Your task is to transcribe all of the data below exactly, omitting the images.

Records contained in a dataset:
------------------------
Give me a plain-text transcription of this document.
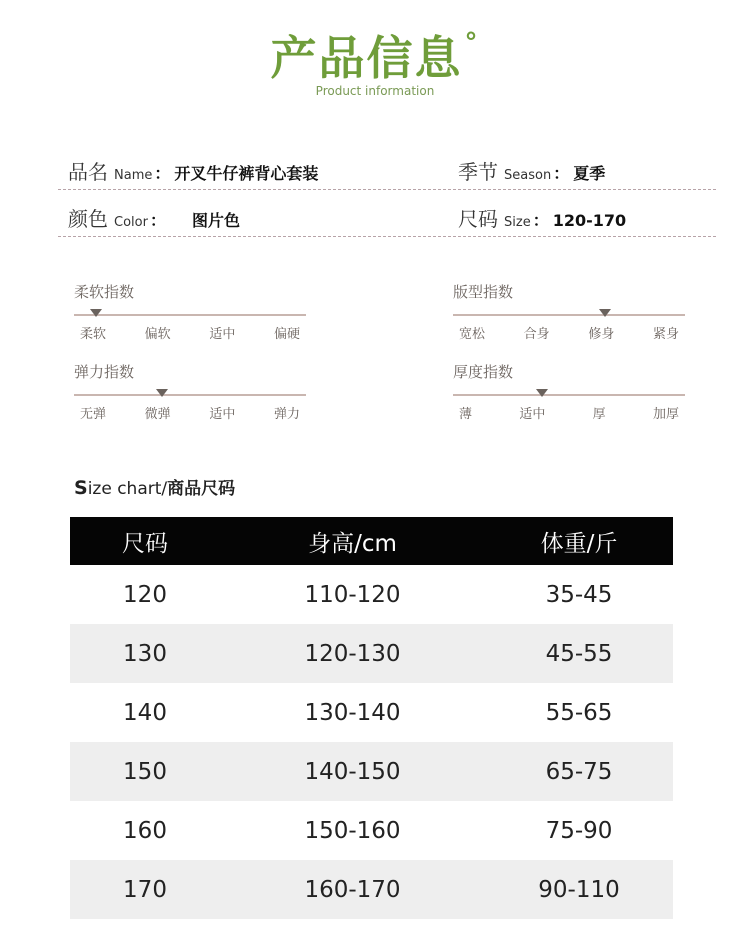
产品信息°
Product information
品名 Name ： 开叉牛仔裤背心套装	季节 Season ： 夏季
颜色 Color ： 图片色	尺码 Size ： 120-170
柔软指数
柔软	偏软	适中	偏硬
版型指数
宽松	合身	修身	紧身
弹力指数
无弹	微弹	适中	弹力
厚度指数
薄	适中	厚	加厚
Size chart/商品尺码
尺码	身高/cm	体重/斤
120	110-120	35-45
130	120-130	45-55
140	130-140	55-65
150	140-150	65-75
160	150-160	75-90
170	160-170	90-110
------------------------
# [Output of the exercise]
Give me a plain-text transcription of this document.
产品信息°
Product information
品名 Name ： 开叉牛仔裤背心套装	季节 Season ： 夏季
颜色 Color ： 图片色	尺码 Size ： 120-170
柔软指数
柔软	偏软	适中	偏硬
版型指数
宽松	合身	修身	紧身
弹力指数
无弹	微弹	适中	弹力
厚度指数
薄	适中	厚	加厚
Size chart/商品尺码
尺码	身高/cm	体重/斤
120	110-120	35-45
130	120-130	45-55
140	130-140	55-65
150	140-150	65-75
160	150-160	75-90
170	160-170	90-110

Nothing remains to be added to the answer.